%%

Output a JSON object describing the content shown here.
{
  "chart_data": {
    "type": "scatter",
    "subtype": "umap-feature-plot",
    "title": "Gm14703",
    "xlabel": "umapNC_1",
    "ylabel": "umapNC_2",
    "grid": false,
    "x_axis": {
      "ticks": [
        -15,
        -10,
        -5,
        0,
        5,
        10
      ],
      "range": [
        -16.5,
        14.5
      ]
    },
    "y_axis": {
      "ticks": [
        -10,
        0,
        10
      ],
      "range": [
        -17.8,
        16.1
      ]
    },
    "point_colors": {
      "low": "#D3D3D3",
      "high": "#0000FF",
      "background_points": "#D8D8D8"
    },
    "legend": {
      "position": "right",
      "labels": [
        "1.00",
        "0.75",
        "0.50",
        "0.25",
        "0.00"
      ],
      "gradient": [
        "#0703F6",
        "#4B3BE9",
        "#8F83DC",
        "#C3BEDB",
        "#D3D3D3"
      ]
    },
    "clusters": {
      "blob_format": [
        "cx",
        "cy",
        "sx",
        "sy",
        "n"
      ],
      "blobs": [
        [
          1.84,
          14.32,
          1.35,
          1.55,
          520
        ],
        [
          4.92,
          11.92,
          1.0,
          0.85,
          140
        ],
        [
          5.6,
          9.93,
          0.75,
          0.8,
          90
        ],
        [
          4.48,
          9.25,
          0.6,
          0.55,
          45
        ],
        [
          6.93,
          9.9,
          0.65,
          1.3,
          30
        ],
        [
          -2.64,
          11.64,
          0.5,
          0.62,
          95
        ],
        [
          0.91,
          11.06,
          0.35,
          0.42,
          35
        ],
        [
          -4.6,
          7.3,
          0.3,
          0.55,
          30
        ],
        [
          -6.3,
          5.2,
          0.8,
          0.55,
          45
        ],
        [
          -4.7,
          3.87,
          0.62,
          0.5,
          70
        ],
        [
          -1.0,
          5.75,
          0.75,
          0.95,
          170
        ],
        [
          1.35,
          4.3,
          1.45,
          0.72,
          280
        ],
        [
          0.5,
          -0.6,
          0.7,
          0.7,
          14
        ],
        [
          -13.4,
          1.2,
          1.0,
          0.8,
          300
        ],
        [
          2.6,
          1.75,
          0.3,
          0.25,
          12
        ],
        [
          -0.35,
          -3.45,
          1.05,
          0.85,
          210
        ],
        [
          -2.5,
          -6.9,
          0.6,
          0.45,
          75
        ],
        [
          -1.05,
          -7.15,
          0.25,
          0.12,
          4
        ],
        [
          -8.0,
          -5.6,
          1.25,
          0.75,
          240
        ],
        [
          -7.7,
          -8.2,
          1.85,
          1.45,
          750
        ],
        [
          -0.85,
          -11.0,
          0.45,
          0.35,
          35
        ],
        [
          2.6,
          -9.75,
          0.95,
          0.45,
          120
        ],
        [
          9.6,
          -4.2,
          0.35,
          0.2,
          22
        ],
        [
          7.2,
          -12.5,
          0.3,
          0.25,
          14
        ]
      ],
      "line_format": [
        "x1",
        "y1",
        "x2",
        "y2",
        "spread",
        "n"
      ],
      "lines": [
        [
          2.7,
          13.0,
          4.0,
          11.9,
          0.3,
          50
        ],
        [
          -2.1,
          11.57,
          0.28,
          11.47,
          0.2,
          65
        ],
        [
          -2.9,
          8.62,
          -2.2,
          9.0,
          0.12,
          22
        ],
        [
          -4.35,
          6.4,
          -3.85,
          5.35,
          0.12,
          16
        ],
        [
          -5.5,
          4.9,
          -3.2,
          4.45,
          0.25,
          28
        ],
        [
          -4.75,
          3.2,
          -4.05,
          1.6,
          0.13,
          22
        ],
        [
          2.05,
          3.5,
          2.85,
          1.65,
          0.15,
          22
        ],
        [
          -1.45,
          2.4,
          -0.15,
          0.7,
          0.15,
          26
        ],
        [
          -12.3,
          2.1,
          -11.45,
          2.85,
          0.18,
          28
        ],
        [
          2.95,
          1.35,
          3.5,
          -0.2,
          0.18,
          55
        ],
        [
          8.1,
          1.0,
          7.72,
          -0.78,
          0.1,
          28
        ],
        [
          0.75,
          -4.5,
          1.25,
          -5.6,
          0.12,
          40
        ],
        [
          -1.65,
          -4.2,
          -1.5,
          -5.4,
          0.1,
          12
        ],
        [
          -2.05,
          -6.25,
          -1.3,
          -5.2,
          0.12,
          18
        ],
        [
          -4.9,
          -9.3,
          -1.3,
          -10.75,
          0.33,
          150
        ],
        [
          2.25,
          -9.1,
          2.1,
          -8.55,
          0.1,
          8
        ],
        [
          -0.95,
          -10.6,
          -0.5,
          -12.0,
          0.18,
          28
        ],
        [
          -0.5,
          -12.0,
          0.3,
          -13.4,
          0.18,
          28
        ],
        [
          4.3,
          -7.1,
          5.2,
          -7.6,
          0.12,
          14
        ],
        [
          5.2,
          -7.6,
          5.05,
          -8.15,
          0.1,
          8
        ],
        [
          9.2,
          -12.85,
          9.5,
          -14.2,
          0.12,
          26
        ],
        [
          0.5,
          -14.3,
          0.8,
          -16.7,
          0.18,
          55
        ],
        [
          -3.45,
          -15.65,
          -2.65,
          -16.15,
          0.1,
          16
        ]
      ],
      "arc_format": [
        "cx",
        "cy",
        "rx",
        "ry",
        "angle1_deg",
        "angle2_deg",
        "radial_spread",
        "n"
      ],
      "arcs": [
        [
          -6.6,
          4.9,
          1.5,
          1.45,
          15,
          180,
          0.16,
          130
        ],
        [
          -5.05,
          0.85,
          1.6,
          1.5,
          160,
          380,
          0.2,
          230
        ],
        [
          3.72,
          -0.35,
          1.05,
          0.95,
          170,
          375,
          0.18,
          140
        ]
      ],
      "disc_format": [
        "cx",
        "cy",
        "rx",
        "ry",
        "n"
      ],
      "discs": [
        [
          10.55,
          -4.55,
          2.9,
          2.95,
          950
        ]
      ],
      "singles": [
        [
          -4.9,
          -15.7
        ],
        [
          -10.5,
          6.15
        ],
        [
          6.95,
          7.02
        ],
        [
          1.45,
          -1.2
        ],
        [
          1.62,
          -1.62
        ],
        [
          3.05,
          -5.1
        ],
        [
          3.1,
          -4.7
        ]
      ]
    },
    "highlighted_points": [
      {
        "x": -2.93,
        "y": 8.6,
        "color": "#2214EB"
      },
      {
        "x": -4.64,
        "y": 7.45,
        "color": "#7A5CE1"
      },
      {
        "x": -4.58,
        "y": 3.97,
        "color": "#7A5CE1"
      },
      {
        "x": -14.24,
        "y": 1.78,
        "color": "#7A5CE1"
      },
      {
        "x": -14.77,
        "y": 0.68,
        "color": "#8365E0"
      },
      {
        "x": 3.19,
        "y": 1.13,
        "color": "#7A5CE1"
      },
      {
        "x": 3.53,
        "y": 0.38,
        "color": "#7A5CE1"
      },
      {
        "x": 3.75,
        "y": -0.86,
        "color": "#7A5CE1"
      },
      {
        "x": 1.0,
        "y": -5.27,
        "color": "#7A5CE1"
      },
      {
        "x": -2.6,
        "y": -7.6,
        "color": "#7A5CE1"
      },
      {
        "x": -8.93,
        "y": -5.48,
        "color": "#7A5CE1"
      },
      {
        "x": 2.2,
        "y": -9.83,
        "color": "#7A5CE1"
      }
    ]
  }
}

%%

* _Stated task_: Produce an exact copy of every entry above.

* _Problem solution_:
Output a JSON object describing the content shown here.
{
  "chart_data": {
    "type": "scatter",
    "subtype": "umap-feature-plot",
    "title": "Gm14703",
    "xlabel": "umapNC_1",
    "ylabel": "umapNC_2",
    "grid": false,
    "x_axis": {
      "ticks": [
        -15,
        -10,
        -5,
        0,
        5,
        10
      ],
      "range": [
        -16.5,
        14.5
      ]
    },
    "y_axis": {
      "ticks": [
        -10,
        0,
        10
      ],
      "range": [
        -17.8,
        16.1
      ]
    },
    "point_colors": {
      "low": "#D3D3D3",
      "high": "#0000FF",
      "background_points": "#D8D8D8"
    },
    "legend": {
      "position": "right",
      "labels": [
        "1.00",
        "0.75",
        "0.50",
        "0.25",
        "0.00"
      ],
      "gradient": [
        "#0703F6",
        "#4B3BE9",
        "#8F83DC",
        "#C3BEDB",
        "#D3D3D3"
      ]
    },
    "clusters": {
      "blob_format": [
        "cx",
        "cy",
        "sx",
        "sy",
        "n"
      ],
      "blobs": [
        [
          1.84,
          14.32,
          1.35,
          1.55,
          520
        ],
        [
          4.92,
          11.92,
          1.0,
          0.85,
          140
        ],
        [
          5.6,
          9.93,
          0.75,
          0.8,
          90
        ],
        [
          4.48,
          9.25,
          0.6,
          0.55,
          45
        ],
        [
          6.93,
          9.9,
          0.65,
          1.3,
          30
        ],
        [
          -2.64,
          11.64,
          0.5,
          0.62,
          95
        ],
        [
          0.91,
          11.06,
          0.35,
          0.42,
          35
        ],
        [
          -4.6,
          7.3,
          0.3,
          0.55,
          30
        ],
        [
          -6.3,
          5.2,
          0.8,
          0.55,
          45
        ],
        [
          -4.7,
          3.87,
          0.62,
          0.5,
          70
        ],
        [
          -1.0,
          5.75,
          0.75,
          0.95,
          170
        ],
        [
          1.35,
          4.3,
          1.45,
          0.72,
          280
        ],
        [
          0.5,
          -0.6,
          0.7,
          0.7,
          14
        ],
        [
          -13.4,
          1.2,
          1.0,
          0.8,
          300
        ],
        [
          2.6,
          1.75,
          0.3,
          0.25,
          12
        ],
        [
          -0.35,
          -3.45,
          1.05,
          0.85,
          210
        ],
        [
          -2.5,
          -6.9,
          0.6,
          0.45,
          75
        ],
        [
          -1.05,
          -7.15,
          0.25,
          0.12,
          4
        ],
        [
          -8.0,
          -5.6,
          1.25,
          0.75,
          240
        ],
        [
          -7.7,
          -8.2,
          1.85,
          1.45,
          750
        ],
        [
          -0.85,
          -11.0,
          0.45,
          0.35,
          35
        ],
        [
          2.6,
          -9.75,
          0.95,
          0.45,
          120
        ],
        [
          9.6,
          -4.2,
          0.35,
          0.2,
          22
        ],
        [
          7.2,
          -12.5,
          0.3,
          0.25,
          14
        ]
      ],
      "line_format": [
        "x1",
        "y1",
        "x2",
        "y2",
        "spread",
        "n"
      ],
      "lines": [
        [
          2.7,
          13.0,
          4.0,
          11.9,
          0.3,
          50
        ],
        [
          -2.1,
          11.57,
          0.28,
          11.47,
          0.2,
          65
        ],
        [
          -2.9,
          8.62,
          -2.2,
          9.0,
          0.12,
          22
        ],
        [
          -4.35,
          6.4,
          -3.85,
          5.35,
          0.12,
          16
        ],
        [
          -5.5,
          4.9,
          -3.2,
          4.45,
          0.25,
          28
        ],
        [
          -4.75,
          3.2,
          -4.05,
          1.6,
          0.13,
          22
        ],
        [
          2.05,
          3.5,
          2.85,
          1.65,
          0.15,
          22
        ],
        [
          -1.45,
          2.4,
          -0.15,
          0.7,
          0.15,
          26
        ],
        [
          -12.3,
          2.1,
          -11.45,
          2.85,
          0.18,
          28
        ],
        [
          2.95,
          1.35,
          3.5,
          -0.2,
          0.18,
          55
        ],
        [
          8.1,
          1.0,
          7.72,
          -0.78,
          0.1,
          28
        ],
        [
          0.75,
          -4.5,
          1.25,
          -5.6,
          0.12,
          40
        ],
        [
          -1.65,
          -4.2,
          -1.5,
          -5.4,
          0.1,
          12
        ],
        [
          -2.05,
          -6.25,
          -1.3,
          -5.2,
          0.12,
          18
        ],
        [
          -4.9,
          -9.3,
          -1.3,
          -10.75,
          0.33,
          150
        ],
        [
          2.25,
          -9.1,
          2.1,
          -8.55,
          0.1,
          8
        ],
        [
          -0.95,
          -10.6,
          -0.5,
          -12.0,
          0.18,
          28
        ],
        [
          -0.5,
          -12.0,
          0.3,
          -13.4,
          0.18,
          28
        ],
        [
          4.3,
          -7.1,
          5.2,
          -7.6,
          0.12,
          14
        ],
        [
          5.2,
          -7.6,
          5.05,
          -8.15,
          0.1,
          8
        ],
        [
          9.2,
          -12.85,
          9.5,
          -14.2,
          0.12,
          26
        ],
        [
          0.5,
          -14.3,
          0.8,
          -16.7,
          0.18,
          55
        ],
        [
          -3.45,
          -15.65,
          -2.65,
          -16.15,
          0.1,
          16
        ]
      ],
      "arc_format": [
        "cx",
        "cy",
        "rx",
        "ry",
        "angle1_deg",
        "angle2_deg",
        "radial_spread",
        "n"
      ],
      "arcs": [
        [
          -6.6,
          4.9,
          1.5,
          1.45,
          15,
          180,
          0.16,
          130
        ],
        [
          -5.05,
          0.85,
          1.6,
          1.5,
          160,
          380,
          0.2,
          230
        ],
        [
          3.72,
          -0.35,
          1.05,
          0.95,
          170,
          375,
          0.18,
          140
        ]
      ],
      "disc_format": [
        "cx",
        "cy",
        "rx",
        "ry",
        "n"
      ],
      "discs": [
        [
          10.55,
          -4.55,
          2.9,
          2.95,
          950
        ]
      ],
      "singles": [
        [
          -4.9,
          -15.7
        ],
        [
          -10.5,
          6.15
        ],
        [
          6.95,
          7.02
        ],
        [
          1.45,
          -1.2
        ],
        [
          1.62,
          -1.62
        ],
        [
          3.05,
          -5.1
        ],
        [
          3.1,
          -4.7
        ]
      ]
    },
    "highlighted_points": [
      {
        "x": -2.93,
        "y": 8.6,
        "color": "#2214EB"
      },
      {
        "x": -4.64,
        "y": 7.45,
        "color": "#7A5CE1"
      },
      {
        "x": -4.58,
        "y": 3.97,
        "color": "#7A5CE1"
      },
      {
        "x": -14.24,
        "y": 1.78,
        "color": "#7A5CE1"
      },
      {
        "x": -14.77,
        "y": 0.68,
        "color": "#8365E0"
      },
      {
        "x": 3.19,
        "y": 1.13,
        "color": "#7A5CE1"
      },
      {
        "x": 3.53,
        "y": 0.38,
        "color": "#7A5CE1"
      },
      {
        "x": 3.75,
        "y": -0.86,
        "color": "#7A5CE1"
      },
      {
        "x": 1.0,
        "y": -5.27,
        "color": "#7A5CE1"
      },
      {
        "x": -2.6,
        "y": -7.6,
        "color": "#7A5CE1"
      },
      {
        "x": -8.93,
        "y": -5.48,
        "color": "#7A5CE1"
      },
      {
        "x": 2.2,
        "y": -9.83,
        "color": "#7A5CE1"
      }
    ]
  }
}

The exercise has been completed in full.